SET TASK
Repeat the records below exactly.

ROWS
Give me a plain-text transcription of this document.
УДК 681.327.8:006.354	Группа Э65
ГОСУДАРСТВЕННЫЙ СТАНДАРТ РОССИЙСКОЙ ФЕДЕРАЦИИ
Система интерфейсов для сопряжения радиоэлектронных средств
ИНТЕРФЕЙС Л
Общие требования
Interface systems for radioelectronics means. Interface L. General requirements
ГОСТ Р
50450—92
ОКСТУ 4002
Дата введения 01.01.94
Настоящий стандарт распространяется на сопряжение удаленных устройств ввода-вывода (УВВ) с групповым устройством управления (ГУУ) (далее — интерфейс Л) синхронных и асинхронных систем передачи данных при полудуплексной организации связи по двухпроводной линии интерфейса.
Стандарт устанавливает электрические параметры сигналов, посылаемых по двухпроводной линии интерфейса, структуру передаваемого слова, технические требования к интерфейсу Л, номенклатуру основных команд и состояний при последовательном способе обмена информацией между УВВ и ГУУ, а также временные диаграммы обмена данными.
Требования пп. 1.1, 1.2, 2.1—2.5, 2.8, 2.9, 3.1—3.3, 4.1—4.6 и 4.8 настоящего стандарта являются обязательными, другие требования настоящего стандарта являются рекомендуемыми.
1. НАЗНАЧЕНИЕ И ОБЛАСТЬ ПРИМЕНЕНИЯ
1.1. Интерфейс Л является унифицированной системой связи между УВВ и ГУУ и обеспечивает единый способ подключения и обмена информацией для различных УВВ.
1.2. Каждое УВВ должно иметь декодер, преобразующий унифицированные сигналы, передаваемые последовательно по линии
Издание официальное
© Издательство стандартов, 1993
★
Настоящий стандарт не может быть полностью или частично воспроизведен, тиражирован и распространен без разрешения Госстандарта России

RESPONSE
Give me a plain-text transcription of this document.
УДК 681.327.8:006.354	Группа Э65
ГОСУДАРСТВЕННЫЙ СТАНДАРТ РОССИЙСКОЙ ФЕДЕРАЦИИ
Система интерфейсов для сопряжения радиоэлектронных средств
ИНТЕРФЕЙС Л
Общие требования
Interface systems for radioelectronics means. Interface L. General requirements
ГОСТ Р
50450—92
ОКСТУ 4002
Дата введения 01.01.94
Настоящий стандарт распространяется на сопряжение удаленных устройств ввода-вывода (УВВ) с групповым устройством управления (ГУУ) (далее — интерфейс Л) синхронных и асинхронных систем передачи данных при полудуплексной организации связи по двухпроводной линии интерфейса.
Стандарт устанавливает электрические параметры сигналов, посылаемых по двухпроводной линии интерфейса, структуру передаваемого слова, технические требования к интерфейсу Л, номенклатуру основных команд и состояний при последовательном способе обмена информацией между УВВ и ГУУ, а также временные диаграммы обмена данными.
Требования пп. 1.1, 1.2, 2.1—2.5, 2.8, 2.9, 3.1—3.3, 4.1—4.6 и 4.8 настоящего стандарта являются обязательными, другие требования настоящего стандарта являются рекомендуемыми.
1. НАЗНАЧЕНИЕ И ОБЛАСТЬ ПРИМЕНЕНИЯ
1.1. Интерфейс Л является унифицированной системой связи между УВВ и ГУУ и обеспечивает единый способ подключения и обмена информацией для различных УВВ.
1.2. Каждое УВВ должно иметь декодер, преобразующий унифицированные сигналы, передаваемые последовательно по линии
Издание официальное
© Издательство стандартов, 1993
★
Настоящий стандарт не может быть полностью или частично воспроизведен, тиражирован и распространен без разрешения Госстандарта России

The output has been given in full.